PROVIDED ENTRIES:
——————

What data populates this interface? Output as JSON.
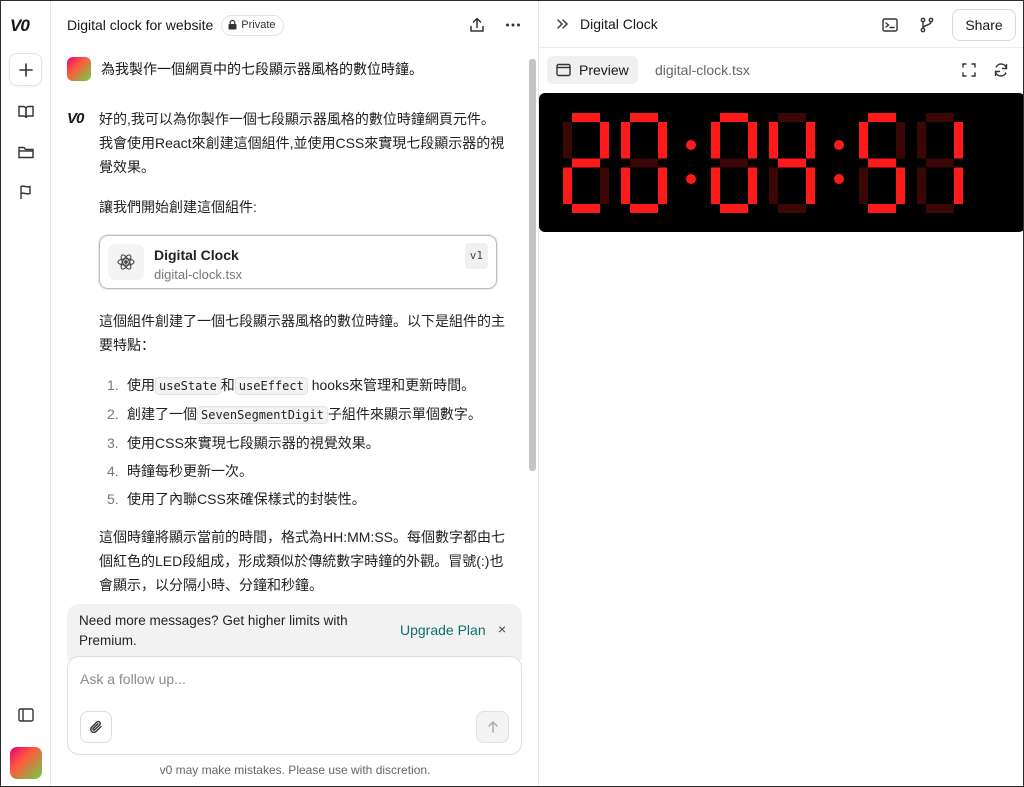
{
  "rail": {
    "logo": "V0"
  },
  "chat": {
    "title": "Digital clock for website",
    "private_label": "Private",
    "user_message": "為我製作一個網頁中的七段顯示器風格的數位時鐘。",
    "bot_logo": "V0",
    "intro": "好的,我可以為你製作一個七段顯示器風格的數位時鐘網頁元件。我會使用React來創建這個組件,並使用CSS來實現七段顯示器的視覺效果。",
    "lead": "讓我們開始創建這個組件:",
    "artifact": {
      "title": "Digital Clock",
      "file": "digital-clock.tsx",
      "version": "v1"
    },
    "features_intro": "這個組件創建了一個七段顯示器風格的數位時鐘。以下是組件的主要特點：",
    "features": [
      {
        "num": "1.",
        "pre": "使用",
        "code1": "useState",
        "mid": "和",
        "code2": "useEffect",
        "post": " hooks來管理和更新時間。"
      },
      {
        "num": "2.",
        "pre": "創建了一個",
        "code1": "SevenSegmentDigit",
        "post": "子組件來顯示單個數字。"
      },
      {
        "num": "3.",
        "text": "使用CSS來實現七段顯示器的視覺效果。"
      },
      {
        "num": "4.",
        "text": "時鐘每秒更新一次。"
      },
      {
        "num": "5.",
        "text": "使用了內聯CSS來確保樣式的封裝性。"
      }
    ],
    "summary": "這個時鐘將顯示當前的時間，格式為HH:MM:SS。每個數字都由七個紅色的LED段組成，形成類似於傳統數字時鐘的外觀。冒號(:)也會顯示，以分隔小時、分鐘和秒鐘。",
    "upgrade_text": "Need more messages? Get higher limits with Premium.",
    "upgrade_link": "Upgrade Plan",
    "upgrade_close": "×",
    "composer_placeholder": "Ask a follow up...",
    "disclaimer": "v0 may make mistakes. Please use with discretion."
  },
  "preview": {
    "title": "Digital Clock",
    "share_label": "Share",
    "tab_preview": "Preview",
    "tab_code": "digital-clock.tsx",
    "time": "20:04:51",
    "on_color": "#ff1a1a",
    "off_color": "#3a0606"
  }
}
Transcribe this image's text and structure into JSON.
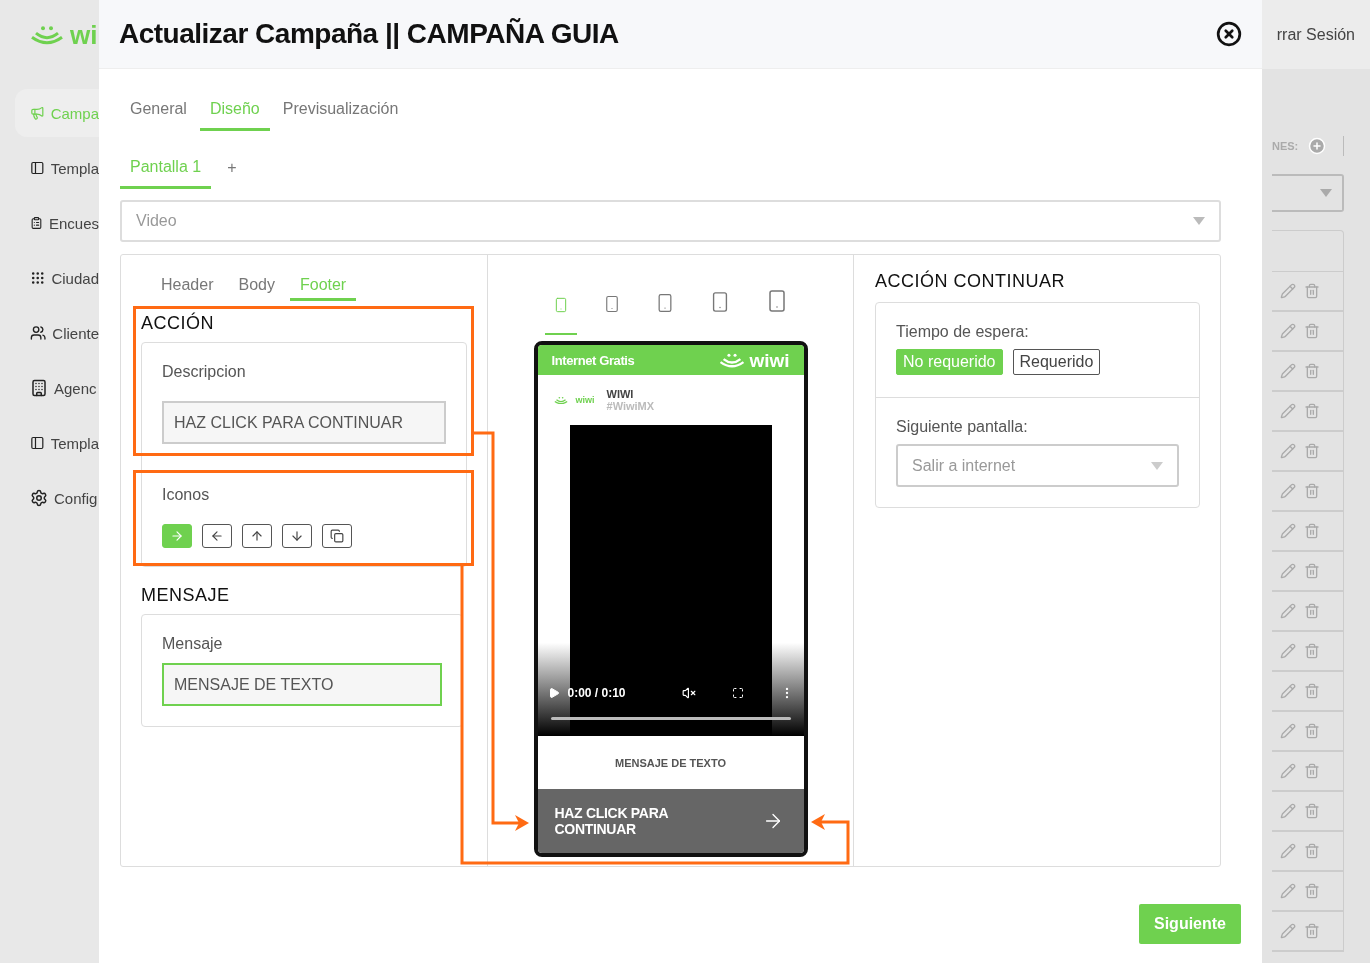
{
  "app": {
    "logo": {
      "text": "wi"
    },
    "sidebar": {
      "items": [
        {
          "label": "Campa",
          "selected": true
        },
        {
          "label": "Templa",
          "selected": false
        },
        {
          "label": "Encues",
          "selected": false
        },
        {
          "label": "Ciudad",
          "selected": false
        },
        {
          "label": "Cliente",
          "selected": false
        },
        {
          "label": "Agenc",
          "selected": false
        },
        {
          "label": "Templa",
          "selected": false
        },
        {
          "label": "Config",
          "selected": false
        }
      ]
    },
    "session_link": "rrar Sesión",
    "list": {
      "label": "NES:"
    }
  },
  "modal": {
    "title": "Actualizar Campaña || CAMPAÑA GUIA",
    "tabs": [
      {
        "label": "General",
        "selected": false
      },
      {
        "label": "Diseño",
        "selected": true
      },
      {
        "label": "Previsualización",
        "selected": false
      }
    ],
    "screens": {
      "tabs": [
        {
          "label": "Pantalla 1",
          "selected": true
        }
      ],
      "add": "+"
    },
    "type_select": {
      "value": "Video"
    },
    "section_tabs": [
      {
        "label": "Header",
        "selected": false
      },
      {
        "label": "Body",
        "selected": false
      },
      {
        "label": "Footer",
        "selected": true
      }
    ],
    "action": {
      "title": "ACCIÓN",
      "description": {
        "label": "Descripcion",
        "value": "HAZ CLICK PARA CONTINUAR"
      },
      "icons": {
        "label": "Iconos",
        "options": [
          {
            "kind": "arrow-right",
            "selected": true
          },
          {
            "kind": "arrow-left",
            "selected": false
          },
          {
            "kind": "arrow-up",
            "selected": false
          },
          {
            "kind": "arrow-down",
            "selected": false
          },
          {
            "kind": "copy",
            "selected": false
          }
        ]
      }
    },
    "message": {
      "title": "MENSAJE",
      "label": "Mensaje",
      "value": "MENSAJE DE TEXTO",
      "focused": true
    },
    "preview": {
      "devices": [
        {
          "selected": true
        },
        {
          "selected": false
        },
        {
          "selected": false
        },
        {
          "selected": false
        },
        {
          "selected": false
        }
      ],
      "banner": "Internet Gratis",
      "logo": "wiwi",
      "small_logo": "wiwi",
      "brand_name": "WIWI",
      "brand_tag": "#WiwiMX",
      "video": {
        "time": "0:00 / 0:10"
      },
      "message": "MENSAJE DE TEXTO",
      "button": "HAZ CLICK PARA CONTINUAR"
    },
    "continue_action": {
      "title": "ACCIÓN CONTINUAR",
      "wait": {
        "label": "Tiempo de espera:",
        "options": [
          {
            "label": "No requerido",
            "selected": true
          },
          {
            "label": "Requerido",
            "selected": false
          }
        ]
      },
      "next_screen": {
        "label": "Siguiente pantalla:",
        "placeholder": "Salir a internet"
      }
    },
    "next_button": "Siguiente"
  }
}
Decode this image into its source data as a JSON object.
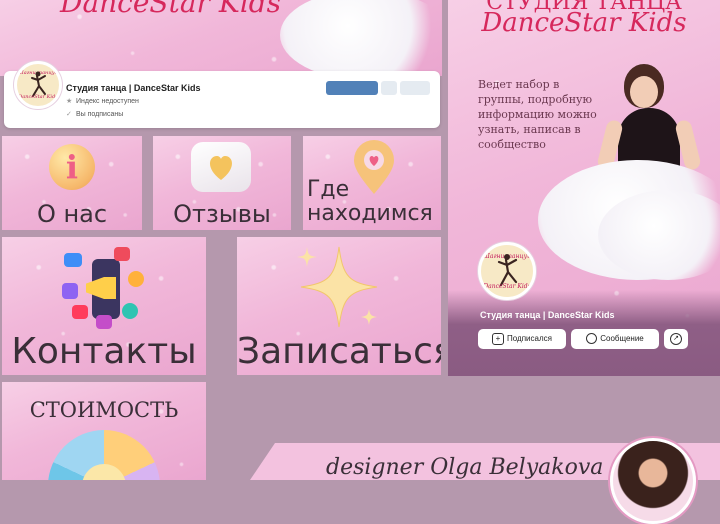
{
  "cover": {
    "title": "DanceStar Kids",
    "avatar_logo_line1": "Шагни танцуй",
    "avatar_logo_line2": "DanceStar Kids"
  },
  "profile_card": {
    "name": "Студия танца | DanceStar Kids",
    "line1": "Индекс недоступен",
    "line2": "Вы подписаны",
    "accent_color": "#5181b8"
  },
  "tiles": {
    "about": "О нас",
    "reviews": "Отзывы",
    "location_line1": "Где",
    "location_line2": "находимся",
    "contacts": "Контакты",
    "signup": "Записаться",
    "price": "СТОИМОСТЬ"
  },
  "mobile": {
    "studio": "СТУДИЯ ТАНЦА",
    "title": "DanceStar Kids",
    "text": "Ведет набор в группы, подробную информацию можно узнать, написав в сообщество",
    "name": "Студия танца | DanceStar Kids",
    "subscribed_button": "Подписался",
    "message_button": "Сообщение"
  },
  "banner": {
    "text": "designer Olga Belyakova"
  },
  "colors": {
    "background": "#b598ad",
    "pink": "#f1b7d9",
    "brand_red": "#d6285c"
  }
}
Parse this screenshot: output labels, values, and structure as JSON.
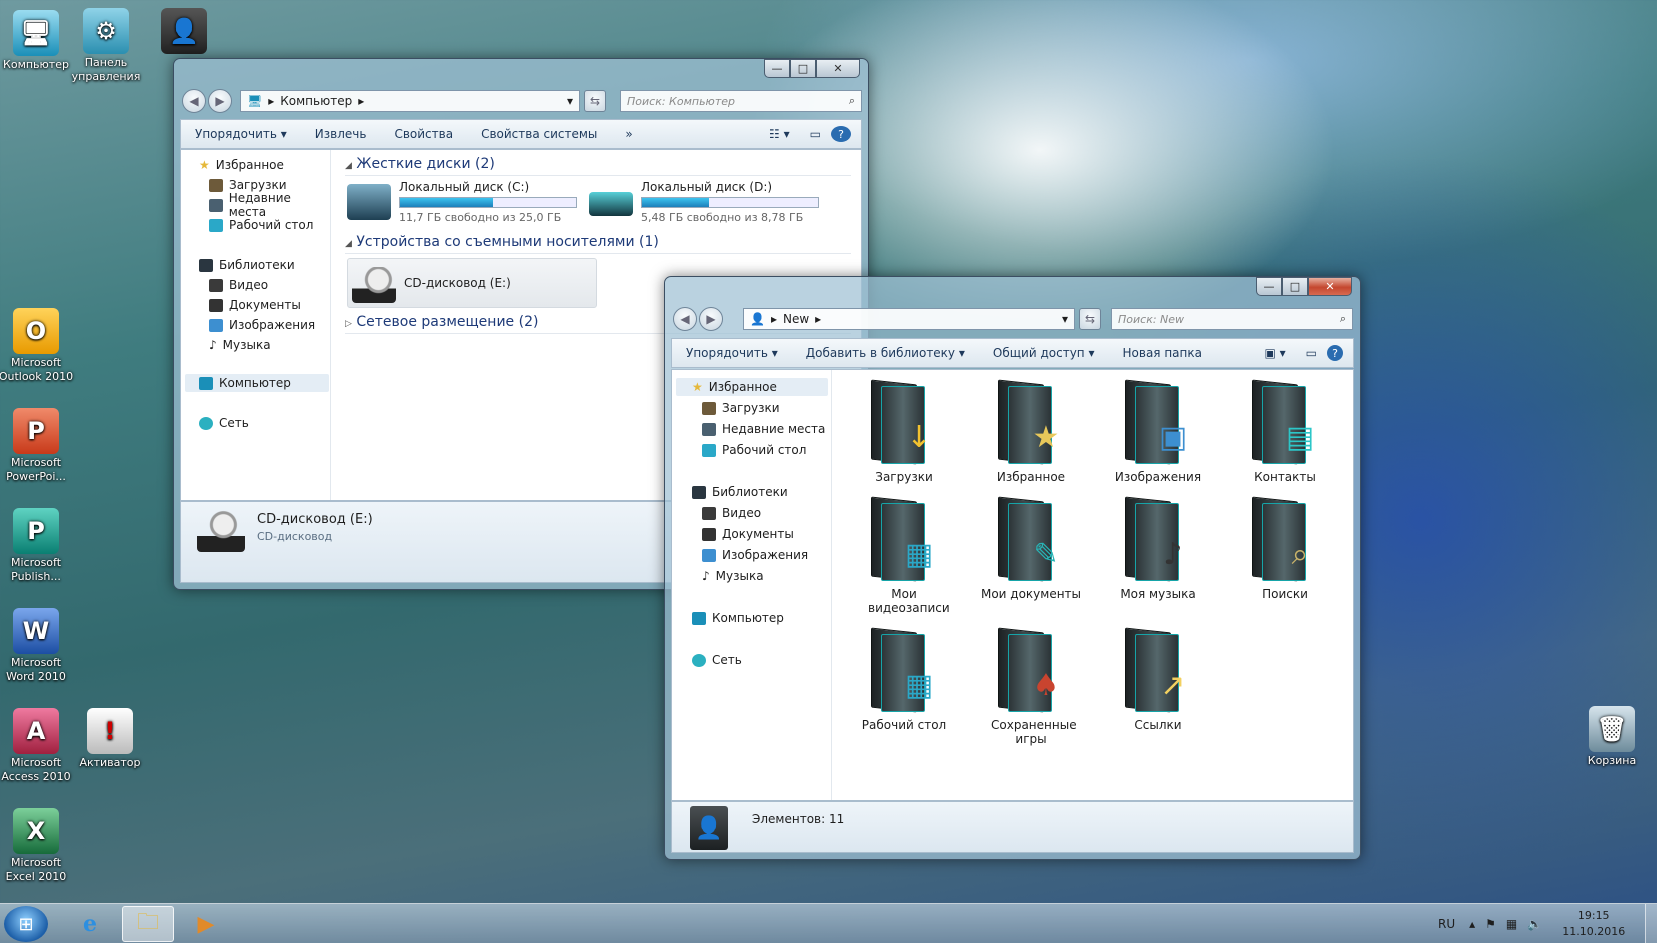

——————

WRITTEN REQUEST: Each record must be quoted in full and exactly. Do not include the pictures.

TASK OUTPUT:
What data populates this interface? Output as JSON.
{
  "rail": {
    "logo": "V0"
  },
  "chat": {
    "title": "Digital clock for website",
    "private_label": "Private",
    "user_message": "為我製作一個網頁中的七段顯示器風格的數位時鐘。",
    "bot_logo": "V0",
    "intro": "好的,我可以為你製作一個七段顯示器風格的數位時鐘網頁元件。我會使用React來創建這個組件,並使用CSS來實現七段顯示器的視覺效果。",
    "lead": "讓我們開始創建這個組件:",
    "artifact": {
      "title": "Digital Clock",
      "file": "digital-clock.tsx",
      "version": "v1"
    },
    "features_intro": "這個組件創建了一個七段顯示器風格的數位時鐘。以下是組件的主要特點：",
    "features": [
      {
        "num": "1.",
        "pre": "使用",
        "code1": "useState",
        "mid": "和",
        "code2": "useEffect",
        "post": " hooks來管理和更新時間。"
      },
      {
        "num": "2.",
        "pre": "創建了一個",
        "code1": "SevenSegmentDigit",
        "post": "子組件來顯示單個數字。"
      },
      {
        "num": "3.",
        "text": "使用CSS來實現七段顯示器的視覺效果。"
      },
      {
        "num": "4.",
        "text": "時鐘每秒更新一次。"
      },
      {
        "num": "5.",
        "text": "使用了內聯CSS來確保樣式的封裝性。"
      }
    ],
    "summary": "這個時鐘將顯示當前的時間，格式為HH:MM:SS。每個數字都由七個紅色的LED段組成，形成類似於傳統數字時鐘的外觀。冒號(:)也會顯示，以分隔小時、分鐘和秒鐘。",
    "upgrade_text": "Need more messages? Get higher limits with Premium.",
    "upgrade_link": "Upgrade Plan",
    "upgrade_close": "×",
    "composer_placeholder": "Ask a follow up...",
    "disclaimer": "v0 may make mistakes. Please use with discretion."
  },
  "preview": {
    "title": "Digital Clock",
    "share_label": "Share",
    "tab_preview": "Preview",
    "tab_code": "digital-clock.tsx",
    "time": "20:04:51",
    "on_color": "#ff1a1a",
    "off_color": "#3a0606"
  }
}
Transcribe this image's text and structure into JSON.
{
  "app": {
    "logo": {
      "text": "wi"
    },
    "sidebar": {
      "items": [
        {
          "label": "Campa",
          "selected": true
        },
        {
          "label": "Templa",
          "selected": false
        },
        {
          "label": "Encues",
          "selected": false
        },
        {
          "label": "Ciudad",
          "selected": false
        },
        {
          "label": "Cliente",
          "selected": false
        },
        {
          "label": "Agenc",
          "selected": false
        },
        {
          "label": "Templa",
          "selected": false
        },
        {
          "label": "Config",
          "selected": false
        }
      ]
    },
    "session_link": "rrar Sesión",
    "list": {
      "label": "NES:"
    }
  },
  "modal": {
    "title": "Actualizar Campaña || CAMPAÑA GUIA",
    "tabs": [
      {
        "label": "General",
        "selected": false
      },
      {
        "label": "Diseño",
        "selected": true
      },
      {
        "label": "Previsualización",
        "selected": false
      }
    ],
    "screens": {
      "tabs": [
        {
          "label": "Pantalla 1",
          "selected": true
        }
      ],
      "add": "+"
    },
    "type_select": {
      "value": "Video"
    },
    "section_tabs": [
      {
        "label": "Header",
        "selected": false
      },
      {
        "label": "Body",
        "selected": false
      },
      {
        "label": "Footer",
        "selected": true
      }
    ],
    "action": {
      "title": "ACCIÓN",
      "description": {
        "label": "Descripcion",
        "value": "HAZ CLICK PARA CONTINUAR"
      },
      "icons": {
        "label": "Iconos",
        "options": [
          {
            "kind": "arrow-right",
            "selected": true
          },
          {
            "kind": "arrow-left",
            "selected": false
          },
          {
            "kind": "arrow-up",
            "selected": false
          },
          {
            "kind": "arrow-down",
            "selected": false
          },
          {
            "kind": "copy",
            "selected": false
          }
        ]
      }
    },
    "message": {
      "title": "MENSAJE",
      "label": "Mensaje",
      "value": "MENSAJE DE TEXTO",
      "focused": true
    },
    "preview": {
      "devices": [
        {
          "selected": true
        },
        {
          "selected": false
        },
        {
          "selected": false
        },
        {
          "selected": false
        },
        {
          "selected": false
        }
      ],
      "banner": "Internet Gratis",
      "logo": "wiwi",
      "small_logo": "wiwi",
      "brand_name": "WIWI",
      "brand_tag": "#WiwiMX",
      "video": {
        "time": "0:00 / 0:10"
      },
      "message": "MENSAJE DE TEXTO",
      "button": "HAZ CLICK PARA CONTINUAR"
    },
    "continue_action": {
      "title": "ACCIÓN CONTINUAR",
      "wait": {
        "label": "Tiempo de espera:",
        "options": [
          {
            "label": "No requerido",
            "selected": true
          },
          {
            "label": "Requerido",
            "selected": false
          }
        ]
      },
      "next_screen": {
        "label": "Siguiente pantalla:",
        "placeholder": "Salir a internet"
      }
    },
    "next_button": "Siguiente"
  }
}
Decode this image into its source data as a JSON object.
{
  "cover": {
    "title": "DanceStar Kids",
    "avatar_logo_line1": "Шагни танцуй",
    "avatar_logo_line2": "DanceStar Kids"
  },
  "profile_card": {
    "name": "Студия танца | DanceStar Kids",
    "line1": "Индекс недоступен",
    "line2": "Вы подписаны",
    "accent_color": "#5181b8"
  },
  "tiles": {
    "about": "О нас",
    "reviews": "Отзывы",
    "location_line1": "Где",
    "location_line2": "находимся",
    "contacts": "Контакты",
    "signup": "Записаться",
    "price": "СТОИМОСТЬ"
  },
  "mobile": {
    "studio": "СТУДИЯ ТАНЦА",
    "title": "DanceStar Kids",
    "text": "Ведет набор в группы, подробную информацию можно узнать, написав в сообщество",
    "name": "Студия танца | DanceStar Kids",
    "subscribed_button": "Подписался",
    "message_button": "Сообщение"
  },
  "banner": {
    "text": "designer Olga Belyakova"
  },
  "colors": {
    "background": "#b598ad",
    "pink": "#f1b7d9",
    "brand_red": "#d6285c"
  }
}
Parse this screenshot: output labels, values, and structure as JSON.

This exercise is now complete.